BEGIN DATA FOR ANALYSIS

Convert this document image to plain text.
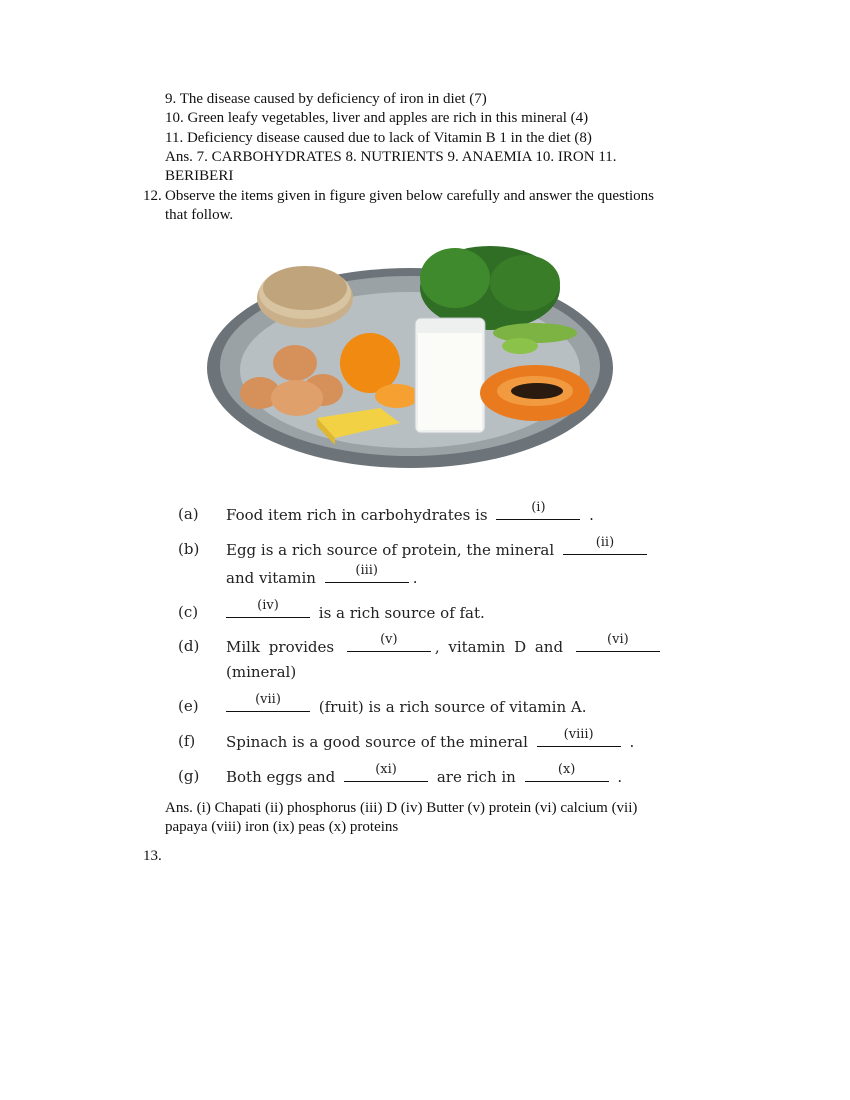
9. The disease caused by deficiency of iron in diet (7)
10. Green leafy vegetables, liver and apples are rich in this mineral (4)
11. Deficiency disease caused due to lack of Vitamin B 1 in the diet (8)
Ans. 7. CARBOHYDRATES 8. NUTRIENTS 9. ANAEMIA 10. IRON 11.
BERIBERI
12. Observe the items given in figure given below carefully and answer the questions
that follow.
(a) Food item rich in carbohydrates is	(i)	.
(b) Egg is a rich source of protein, the mineral	(ii)
and vitamin	(iii)	.
(c)	(iv)	is a rich source of fat.
(d) Milk provides	(v)	, vitamin D and	(vi)
(mineral)
(e)	(vii)	(fruit) is a rich source of vitamin A.
(f) Spinach is a good source of the mineral	(viii)	.
(g) Both eggs and	(xi)	are rich in	(x)	.
Ans. (i) Chapati (ii) phosphorus (iii) D (iv) Butter (v) protein (vi) calcium (vii)
papaya (viii) iron (ix) peas (x) proteins
13.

END DATA FOR ANALYSIS

[INSTRUCTIONS FOR THE TASK]
A faithful copy of the entries above is needed, one that contains no images.

[PROBLEM SOLUTION]
Convert this document image to plain text.
9. The disease caused by deficiency of iron in diet (7)
10. Green leafy vegetables, liver and apples are rich in this mineral (4)
11. Deficiency disease caused due to lack of Vitamin B 1 in the diet (8)
Ans. 7. CARBOHYDRATES 8. NUTRIENTS 9. ANAEMIA 10. IRON 11.
BERIBERI
12. Observe the items given in figure given below carefully and answer the questions
that follow.
(a) Food item rich in carbohydrates is	(i)	.
(b) Egg is a rich source of protein, the mineral	(ii)
and vitamin	(iii)	.
(c)	(iv)	is a rich source of fat.
(d) Milk provides	(v)	, vitamin D and	(vi)
(mineral)
(e)	(vii)	(fruit) is a rich source of vitamin A.
(f) Spinach is a good source of the mineral	(viii)	.
(g) Both eggs and	(xi)	are rich in	(x)	.
Ans. (i) Chapati (ii) phosphorus (iii) D (iv) Butter (v) protein (vi) calcium (vii)
papaya (viii) iron (ix) peas (x) proteins
13.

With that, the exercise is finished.